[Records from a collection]
....

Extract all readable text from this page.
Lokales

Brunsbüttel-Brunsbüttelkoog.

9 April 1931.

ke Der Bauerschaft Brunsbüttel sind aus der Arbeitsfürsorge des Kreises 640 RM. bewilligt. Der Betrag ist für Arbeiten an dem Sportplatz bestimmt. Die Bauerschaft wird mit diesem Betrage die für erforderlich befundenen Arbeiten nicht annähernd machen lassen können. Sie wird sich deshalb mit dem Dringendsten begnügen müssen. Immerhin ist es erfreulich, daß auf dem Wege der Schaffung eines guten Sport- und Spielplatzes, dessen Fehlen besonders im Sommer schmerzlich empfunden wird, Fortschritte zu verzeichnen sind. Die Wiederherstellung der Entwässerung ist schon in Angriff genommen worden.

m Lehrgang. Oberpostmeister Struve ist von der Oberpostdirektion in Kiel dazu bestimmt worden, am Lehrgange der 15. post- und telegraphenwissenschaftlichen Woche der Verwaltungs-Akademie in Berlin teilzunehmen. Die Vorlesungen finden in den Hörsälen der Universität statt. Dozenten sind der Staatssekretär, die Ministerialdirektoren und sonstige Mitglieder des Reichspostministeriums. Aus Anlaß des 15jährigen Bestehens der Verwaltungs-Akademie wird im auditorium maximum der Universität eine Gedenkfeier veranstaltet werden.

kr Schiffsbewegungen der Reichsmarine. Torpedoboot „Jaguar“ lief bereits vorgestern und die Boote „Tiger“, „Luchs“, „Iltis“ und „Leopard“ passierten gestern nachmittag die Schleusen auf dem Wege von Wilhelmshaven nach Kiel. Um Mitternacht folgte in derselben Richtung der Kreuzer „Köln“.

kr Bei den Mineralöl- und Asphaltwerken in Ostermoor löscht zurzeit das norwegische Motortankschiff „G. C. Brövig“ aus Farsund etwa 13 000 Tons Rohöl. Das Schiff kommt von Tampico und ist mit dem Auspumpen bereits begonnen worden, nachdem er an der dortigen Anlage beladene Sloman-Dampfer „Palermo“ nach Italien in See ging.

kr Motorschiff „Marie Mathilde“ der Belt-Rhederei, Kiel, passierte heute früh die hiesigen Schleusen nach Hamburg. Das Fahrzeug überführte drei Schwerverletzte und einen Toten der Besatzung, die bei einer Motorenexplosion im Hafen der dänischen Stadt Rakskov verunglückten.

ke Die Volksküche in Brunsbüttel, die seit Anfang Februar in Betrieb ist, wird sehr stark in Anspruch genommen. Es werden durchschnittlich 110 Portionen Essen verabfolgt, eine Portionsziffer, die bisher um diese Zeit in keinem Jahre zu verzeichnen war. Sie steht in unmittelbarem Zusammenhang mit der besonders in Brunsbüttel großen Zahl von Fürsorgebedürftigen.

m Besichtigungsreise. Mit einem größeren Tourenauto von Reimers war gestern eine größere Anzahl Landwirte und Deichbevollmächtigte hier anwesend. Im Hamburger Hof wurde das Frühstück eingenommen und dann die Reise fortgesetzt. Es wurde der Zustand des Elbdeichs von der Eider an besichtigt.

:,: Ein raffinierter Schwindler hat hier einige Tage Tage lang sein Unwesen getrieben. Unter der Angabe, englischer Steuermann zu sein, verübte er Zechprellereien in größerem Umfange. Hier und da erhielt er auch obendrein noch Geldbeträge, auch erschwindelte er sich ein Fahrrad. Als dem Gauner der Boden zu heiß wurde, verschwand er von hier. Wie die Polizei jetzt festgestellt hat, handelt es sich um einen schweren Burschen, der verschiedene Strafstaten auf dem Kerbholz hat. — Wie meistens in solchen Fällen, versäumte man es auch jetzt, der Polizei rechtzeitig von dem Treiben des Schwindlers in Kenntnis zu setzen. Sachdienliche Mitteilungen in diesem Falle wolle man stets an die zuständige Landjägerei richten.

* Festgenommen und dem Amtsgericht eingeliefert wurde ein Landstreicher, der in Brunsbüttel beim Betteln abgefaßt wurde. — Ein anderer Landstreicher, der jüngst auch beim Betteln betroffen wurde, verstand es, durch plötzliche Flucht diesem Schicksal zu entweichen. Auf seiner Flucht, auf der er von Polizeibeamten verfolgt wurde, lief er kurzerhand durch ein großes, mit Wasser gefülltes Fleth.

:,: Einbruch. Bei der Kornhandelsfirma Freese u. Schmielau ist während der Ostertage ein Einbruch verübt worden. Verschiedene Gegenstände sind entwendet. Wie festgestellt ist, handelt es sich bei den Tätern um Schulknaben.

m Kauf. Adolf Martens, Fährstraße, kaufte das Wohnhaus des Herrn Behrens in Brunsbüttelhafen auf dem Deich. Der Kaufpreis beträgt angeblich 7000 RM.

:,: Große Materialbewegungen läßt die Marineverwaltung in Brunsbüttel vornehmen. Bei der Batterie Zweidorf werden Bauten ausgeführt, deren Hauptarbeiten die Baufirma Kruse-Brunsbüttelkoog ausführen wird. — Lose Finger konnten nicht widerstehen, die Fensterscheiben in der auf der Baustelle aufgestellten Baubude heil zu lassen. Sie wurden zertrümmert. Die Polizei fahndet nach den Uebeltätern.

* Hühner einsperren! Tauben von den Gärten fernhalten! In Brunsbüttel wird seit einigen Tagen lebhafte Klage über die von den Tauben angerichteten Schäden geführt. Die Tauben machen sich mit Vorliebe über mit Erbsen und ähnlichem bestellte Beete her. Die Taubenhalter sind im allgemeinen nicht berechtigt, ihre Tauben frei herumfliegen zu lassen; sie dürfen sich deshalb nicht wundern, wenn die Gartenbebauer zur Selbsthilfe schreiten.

....

## What needs to be done
Please retype each entry above exactly as it is written.

## Result
Extract all readable text from this page.
Lokales

Brunsbüttel-Brunsbüttelkoog.

9 April 1931.

ke Der Bauerschaft Brunsbüttel sind aus der Arbeitsfürsorge des Kreises 640 RM. bewilligt. Der Betrag ist für Arbeiten an dem Sportplatz bestimmt. Die Bauerschaft wird mit diesem Betrage die für erforderlich befundenen Arbeiten nicht annähernd machen lassen können. Sie wird sich deshalb mit dem Dringendsten begnügen müssen. Immerhin ist es erfreulich, daß auf dem Wege der Schaffung eines guten Sport- und Spielplatzes, dessen Fehlen besonders im Sommer schmerzlich empfunden wird, Fortschritte zu verzeichnen sind. Die Wiederherstellung der Entwässerung ist schon in Angriff genommen worden.

m Lehrgang. Oberpostmeister Struve ist von der Oberpostdirektion in Kiel dazu bestimmt worden, am Lehrgange der 15. post- und telegraphenwissenschaftlichen Woche der Verwaltungs-Akademie in Berlin teilzunehmen. Die Vorlesungen finden in den Hörsälen der Universität statt. Dozenten sind der Staatssekretär, die Ministerialdirektoren und sonstige Mitglieder des Reichspostministeriums. Aus Anlaß des 15jährigen Bestehens der Verwaltungs-Akademie wird im auditorium maximum der Universität eine Gedenkfeier veranstaltet werden.

kr Schiffsbewegungen der Reichsmarine. Torpedoboot „Jaguar“ lief bereits vorgestern und die Boote „Tiger“, „Luchs“, „Iltis“ und „Leopard“ passierten gestern nachmittag die Schleusen auf dem Wege von Wilhelmshaven nach Kiel. Um Mitternacht folgte in derselben Richtung der Kreuzer „Köln“.

kr Bei den Mineralöl- und Asphaltwerken in Ostermoor löscht zurzeit das norwegische Motortankschiff „G. C. Brövig“ aus Farsund etwa 13 000 Tons Rohöl. Das Schiff kommt von Tampico und ist mit dem Auspumpen bereits begonnen worden, nachdem er an der dortigen Anlage beladene Sloman-Dampfer „Palermo“ nach Italien in See ging.

kr Motorschiff „Marie Mathilde“ der Belt-Rhederei, Kiel, passierte heute früh die hiesigen Schleusen nach Hamburg. Das Fahrzeug überführte drei Schwerverletzte und einen Toten der Besatzung, die bei einer Motorenexplosion im Hafen der dänischen Stadt Rakskov verunglückten.

ke Die Volksküche in Brunsbüttel, die seit Anfang Februar in Betrieb ist, wird sehr stark in Anspruch genommen. Es werden durchschnittlich 110 Portionen Essen verabfolgt, eine Portionsziffer, die bisher um diese Zeit in keinem Jahre zu verzeichnen war. Sie steht in unmittelbarem Zusammenhang mit der besonders in Brunsbüttel großen Zahl von Fürsorgebedürftigen.

m Besichtigungsreise. Mit einem größeren Tourenauto von Reimers war gestern eine größere Anzahl Landwirte und Deichbevollmächtigte hier anwesend. Im Hamburger Hof wurde das Frühstück eingenommen und dann die Reise fortgesetzt. Es wurde der Zustand des Elbdeichs von der Eider an besichtigt.

:,: Ein raffinierter Schwindler hat hier einige Tage Tage lang sein Unwesen getrieben. Unter der Angabe, englischer Steuermann zu sein, verübte er Zechprellereien in größerem Umfange. Hier und da erhielt er auch obendrein noch Geldbeträge, auch erschwindelte er sich ein Fahrrad. Als dem Gauner der Boden zu heiß wurde, verschwand er von hier. Wie die Polizei jetzt festgestellt hat, handelt es sich um einen schweren Burschen, der verschiedene Strafstaten auf dem Kerbholz hat. — Wie meistens in solchen Fällen, versäumte man es auch jetzt, der Polizei rechtzeitig von dem Treiben des Schwindlers in Kenntnis zu setzen. Sachdienliche Mitteilungen in diesem Falle wolle man stets an die zuständige Landjägerei richten.

* Festgenommen und dem Amtsgericht eingeliefert wurde ein Landstreicher, der in Brunsbüttel beim Betteln abgefaßt wurde. — Ein anderer Landstreicher, der jüngst auch beim Betteln betroffen wurde, verstand es, durch plötzliche Flucht diesem Schicksal zu entweichen. Auf seiner Flucht, auf der er von Polizeibeamten verfolgt wurde, lief er kurzerhand durch ein großes, mit Wasser gefülltes Fleth.

:,: Einbruch. Bei der Kornhandelsfirma Freese u. Schmielau ist während der Ostertage ein Einbruch verübt worden. Verschiedene Gegenstände sind entwendet. Wie festgestellt ist, handelt es sich bei den Tätern um Schulknaben.

m Kauf. Adolf Martens, Fährstraße, kaufte das Wohnhaus des Herrn Behrens in Brunsbüttelhafen auf dem Deich. Der Kaufpreis beträgt angeblich 7000 RM.

:,: Große Materialbewegungen läßt die Marineverwaltung in Brunsbüttel vornehmen. Bei der Batterie Zweidorf werden Bauten ausgeführt, deren Hauptarbeiten die Baufirma Kruse-Brunsbüttelkoog ausführen wird. — Lose Finger konnten nicht widerstehen, die Fensterscheiben in der auf der Baustelle aufgestellten Baubude heil zu lassen. Sie wurden zertrümmert. Die Polizei fahndet nach den Uebeltätern.

* Hühner einsperren! Tauben von den Gärten fernhalten! In Brunsbüttel wird seit einigen Tagen lebhafte Klage über die von den Tauben angerichteten Schäden geführt. Die Tauben machen sich mit Vorliebe über mit Erbsen und ähnlichem bestellte Beete her. Die Taubenhalter sind im allgemeinen nicht berechtigt, ihre Tauben frei herumfliegen zu lassen; sie dürfen sich deshalb nicht wundern, wenn die Gartenbebauer zur Selbsthilfe schreiten.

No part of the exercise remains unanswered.